■ Problem to work on
The entries are to be returned exactly, with images left out.

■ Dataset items
:::
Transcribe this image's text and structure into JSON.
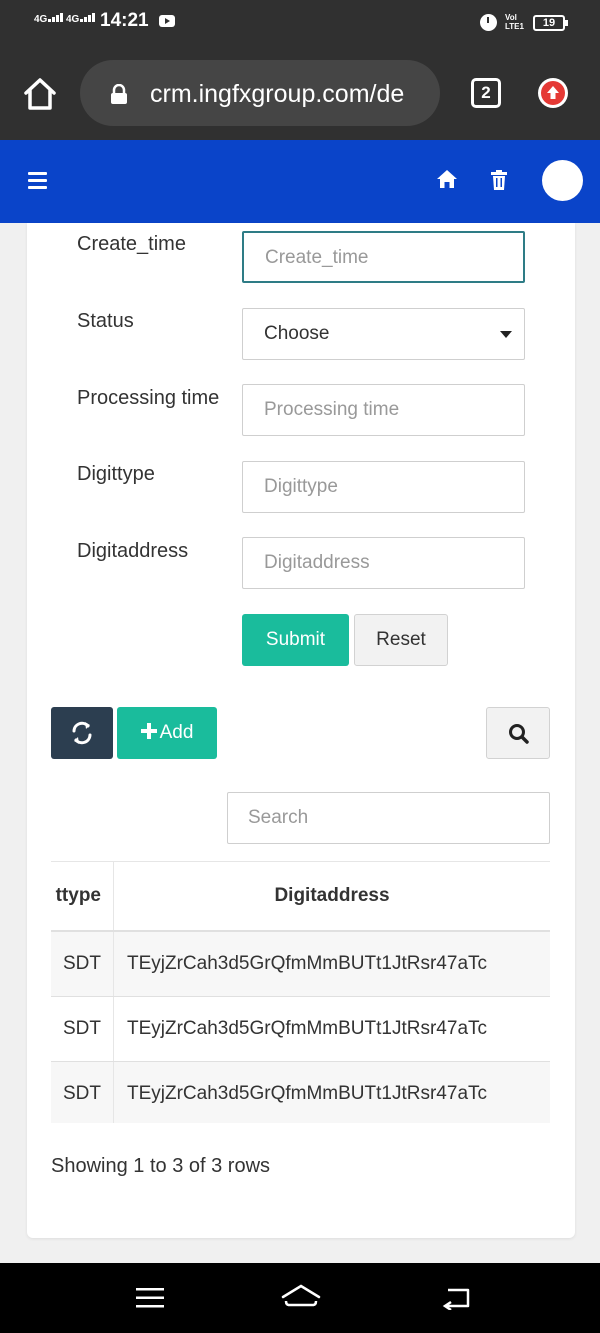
{
  "status_bar": {
    "network1": "4G",
    "network2": "4G",
    "time": "14:21",
    "volte": "Vol\nLTE1",
    "battery": "19"
  },
  "browser": {
    "url": "crm.ingfxgroup.com/de",
    "tab_count": "2"
  },
  "form": {
    "fields": [
      {
        "label": "Create_time",
        "placeholder": "Create_time"
      },
      {
        "label": "Status",
        "value": "Choose"
      },
      {
        "label": "Processing time",
        "placeholder": "Processing time"
      },
      {
        "label": "Digittype",
        "placeholder": "Digittype"
      },
      {
        "label": "Digitaddress",
        "placeholder": "Digitaddress"
      }
    ],
    "submit_label": "Submit",
    "reset_label": "Reset"
  },
  "toolbar": {
    "add_label": "Add",
    "search_placeholder": "Search"
  },
  "table": {
    "columns": [
      "Digittype",
      "Digitaddress"
    ],
    "visible_headers": [
      "ttype",
      "Digitaddress"
    ],
    "rows": [
      {
        "digittype_visible": "SDT",
        "digitaddress": "TEyjZrCah3d5GrQfmMmBUTt1JtRsr47aTc"
      },
      {
        "digittype_visible": "SDT",
        "digitaddress": "TEyjZrCah3d5GrQfmMmBUTt1JtRsr47aTc"
      },
      {
        "digittype_visible": "SDT",
        "digitaddress": "TEyjZrCah3d5GrQfmMmBUTt1JtRsr47aTc"
      }
    ],
    "summary": "Showing 1 to 3 of 3 rows"
  },
  "colors": {
    "header_blue": "#0a44c9",
    "accent_green": "#1abc9c",
    "refresh_dark": "#2c3e50"
  },
  "icons": [
    "home-icon",
    "lock-icon",
    "tabs-icon",
    "update-icon",
    "menu-icon",
    "trash-icon",
    "refresh-icon",
    "plus-icon",
    "search-icon"
  ]
}
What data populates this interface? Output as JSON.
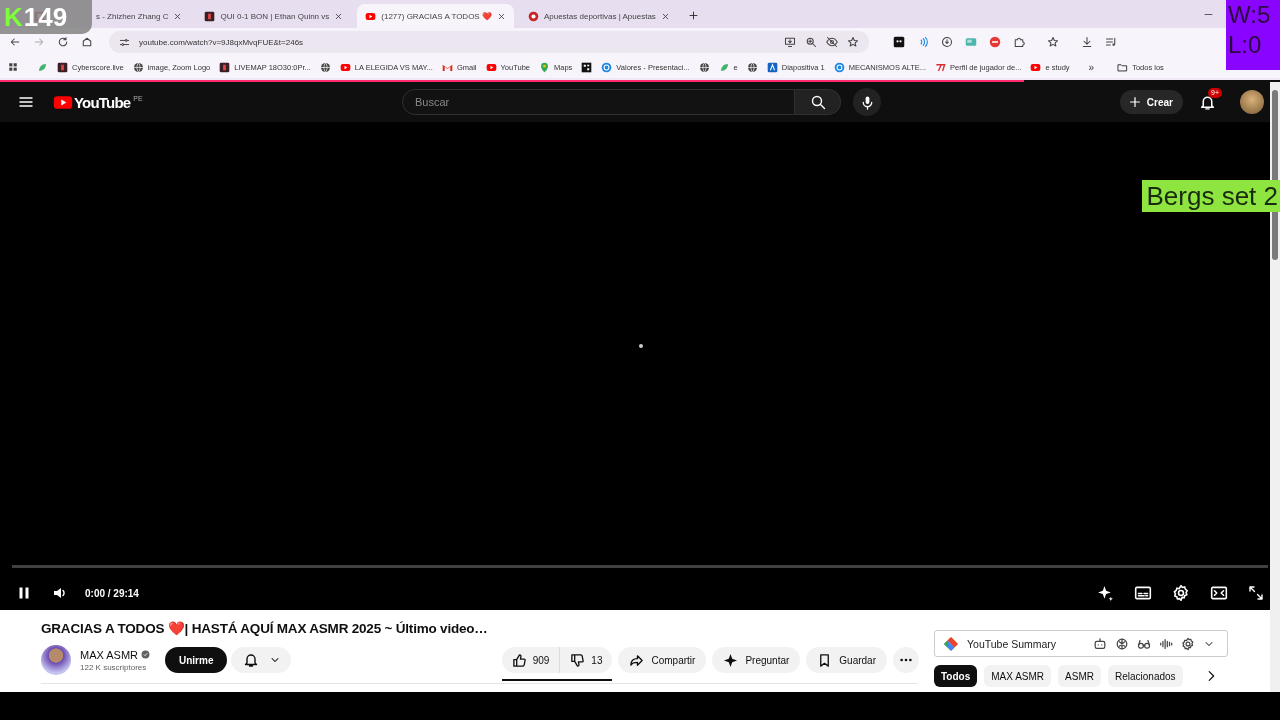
{
  "overlays": {
    "counter": {
      "letter": "K",
      "value": "149"
    },
    "record": [
      "W:5",
      "L:0"
    ],
    "label": "Bergs set 2"
  },
  "browser": {
    "tabs": [
      {
        "title": "s - Zhizhen Zhang C",
        "kind": "red-tile",
        "selected": false
      },
      {
        "title": "QUI 0-1 BON | Ethan Quinn vs",
        "kind": "dark-tile",
        "selected": false
      },
      {
        "title": "(1277) GRACIAS A TODOS ❤️",
        "kind": "youtube",
        "selected": true
      },
      {
        "title": "Apuestas deportivas | Apuestas",
        "kind": "red-circle",
        "selected": false
      }
    ],
    "address": "youtube.com/watch?v=9J8qxMvqFUE&t=246s",
    "bookmarks": [
      {
        "kind": "leaf"
      },
      {
        "kind": "dark-tile",
        "label": "Cyberscore.live"
      },
      {
        "kind": "globe",
        "label": "image, Zoom Logo"
      },
      {
        "kind": "dark-tile",
        "label": "LIVEMAP 18O30:0Pr..."
      },
      {
        "kind": "globe"
      },
      {
        "kind": "youtube",
        "label": "LA ELEGIDA VS MAY..."
      },
      {
        "kind": "gmail",
        "label": "Gmail"
      },
      {
        "kind": "youtube",
        "label": "YouTube"
      },
      {
        "kind": "pin",
        "label": "Maps"
      },
      {
        "kind": "grid-tile"
      },
      {
        "kind": "c-circle",
        "label": "Valores - Presentaci..."
      },
      {
        "kind": "globe"
      },
      {
        "kind": "leaf",
        "label": "e"
      },
      {
        "kind": "globe"
      },
      {
        "kind": "a-tile",
        "label": "Diapositiva 1"
      },
      {
        "kind": "c-circle",
        "label": "MECANISMOS ALTE..."
      },
      {
        "kind": "tv",
        "label": "Perfil de jugador de..."
      },
      {
        "kind": "youtube",
        "label": "e study"
      }
    ],
    "more_bookmarks": "»",
    "all_bookmarks": "Todos los",
    "page_loading": {
      "level": 0.8
    }
  },
  "youtube": {
    "logo": "YouTube",
    "region": "PE",
    "search": {
      "placeholder": "Buscar"
    },
    "create": "Crear",
    "notifications": "9+",
    "player": {
      "playing": true,
      "time": "0:00 / 29:14",
      "progress": {
        "level": 0
      }
    },
    "video": {
      "title": "GRACIAS A TODOS ❤️| HASTÁ AQUÍ MAX ASMR 2025 ~ Último video…",
      "channel": "MAX ASMR",
      "verified": true,
      "subscribers": "122 K suscriptores",
      "join": "Unirme",
      "likes": "909",
      "dislikes": "13",
      "share": "Compartir",
      "ask": "Preguntar",
      "save": "Guardar"
    },
    "summary": {
      "title": "YouTube Summary"
    },
    "chips": [
      {
        "label": "Todos",
        "selected": true
      },
      {
        "label": "MAX ASMR",
        "selected": false
      },
      {
        "label": "ASMR",
        "selected": false
      },
      {
        "label": "Relacionados",
        "selected": false
      }
    ]
  }
}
:::
■ Task output
Transcribe this image's text and structure into JSON.
{
  "status_bar": {
    "network1": "4G",
    "network2": "4G",
    "time": "14:21",
    "volte": "Vol\nLTE1",
    "battery": "19"
  },
  "browser": {
    "url": "crm.ingfxgroup.com/de",
    "tab_count": "2"
  },
  "form": {
    "fields": [
      {
        "label": "Create_time",
        "placeholder": "Create_time"
      },
      {
        "label": "Status",
        "value": "Choose"
      },
      {
        "label": "Processing time",
        "placeholder": "Processing time"
      },
      {
        "label": "Digittype",
        "placeholder": "Digittype"
      },
      {
        "label": "Digitaddress",
        "placeholder": "Digitaddress"
      }
    ],
    "submit_label": "Submit",
    "reset_label": "Reset"
  },
  "toolbar": {
    "add_label": "Add",
    "search_placeholder": "Search"
  },
  "table": {
    "columns": [
      "Digittype",
      "Digitaddress"
    ],
    "visible_headers": [
      "ttype",
      "Digitaddress"
    ],
    "rows": [
      {
        "digittype_visible": "SDT",
        "digitaddress": "TEyjZrCah3d5GrQfmMmBUTt1JtRsr47aTc"
      },
      {
        "digittype_visible": "SDT",
        "digitaddress": "TEyjZrCah3d5GrQfmMmBUTt1JtRsr47aTc"
      },
      {
        "digittype_visible": "SDT",
        "digitaddress": "TEyjZrCah3d5GrQfmMmBUTt1JtRsr47aTc"
      }
    ],
    "summary": "Showing 1 to 3 of 3 rows"
  },
  "colors": {
    "header_blue": "#0a44c9",
    "accent_green": "#1abc9c",
    "refresh_dark": "#2c3e50"
  },
  "icons": [
    "home-icon",
    "lock-icon",
    "tabs-icon",
    "update-icon",
    "menu-icon",
    "trash-icon",
    "refresh-icon",
    "plus-icon",
    "search-icon"
  ]
}
What data populates this interface? Output as JSON.
{
  "overlays": {
    "counter": {
      "letter": "K",
      "value": "149"
    },
    "record": [
      "W:5",
      "L:0"
    ],
    "label": "Bergs set 2"
  },
  "browser": {
    "tabs": [
      {
        "title": "s - Zhizhen Zhang C",
        "kind": "red-tile",
        "selected": false
      },
      {
        "title": "QUI 0-1 BON | Ethan Quinn vs",
        "kind": "dark-tile",
        "selected": false
      },
      {
        "title": "(1277) GRACIAS A TODOS ❤️",
        "kind": "youtube",
        "selected": true
      },
      {
        "title": "Apuestas deportivas | Apuestas",
        "kind": "red-circle",
        "selected": false
      }
    ],
    "address": "youtube.com/watch?v=9J8qxMvqFUE&t=246s",
    "bookmarks": [
      {
        "kind": "leaf"
      },
      {
        "kind": "dark-tile",
        "label": "Cyberscore.live"
      },
      {
        "kind": "globe",
        "label": "image, Zoom Logo"
      },
      {
        "kind": "dark-tile",
        "label": "LIVEMAP 18O30:0Pr..."
      },
      {
        "kind": "globe"
      },
      {
        "kind": "youtube",
        "label": "LA ELEGIDA VS MAY..."
      },
      {
        "kind": "gmail",
        "label": "Gmail"
      },
      {
        "kind": "youtube",
        "label": "YouTube"
      },
      {
        "kind": "pin",
        "label": "Maps"
      },
      {
        "kind": "grid-tile"
      },
      {
        "kind": "c-circle",
        "label": "Valores - Presentaci..."
      },
      {
        "kind": "globe"
      },
      {
        "kind": "leaf",
        "label": "e"
      },
      {
        "kind": "globe"
      },
      {
        "kind": "a-tile",
        "label": "Diapositiva 1"
      },
      {
        "kind": "c-circle",
        "label": "MECANISMOS ALTE..."
      },
      {
        "kind": "tv",
        "label": "Perfil de jugador de..."
      },
      {
        "kind": "youtube",
        "label": "e study"
      }
    ],
    "more_bookmarks": "»",
    "all_bookmarks": "Todos los",
    "page_loading": {
      "level": 0.8
    }
  },
  "youtube": {
    "logo": "YouTube",
    "region": "PE",
    "search": {
      "placeholder": "Buscar"
    },
    "create": "Crear",
    "notifications": "9+",
    "player": {
      "playing": true,
      "time": "0:00 / 29:14",
      "progress": {
        "level": 0
      }
    },
    "video": {
      "title": "GRACIAS A TODOS ❤️| HASTÁ AQUÍ MAX ASMR 2025 ~ Último video…",
      "channel": "MAX ASMR",
      "verified": true,
      "subscribers": "122 K suscriptores",
      "join": "Unirme",
      "likes": "909",
      "dislikes": "13",
      "share": "Compartir",
      "ask": "Preguntar",
      "save": "Guardar"
    },
    "summary": {
      "title": "YouTube Summary"
    },
    "chips": [
      {
        "label": "Todos",
        "selected": true
      },
      {
        "label": "MAX ASMR",
        "selected": false
      },
      {
        "label": "ASMR",
        "selected": false
      },
      {
        "label": "Relacionados",
        "selected": false
      }
    ]
  }
}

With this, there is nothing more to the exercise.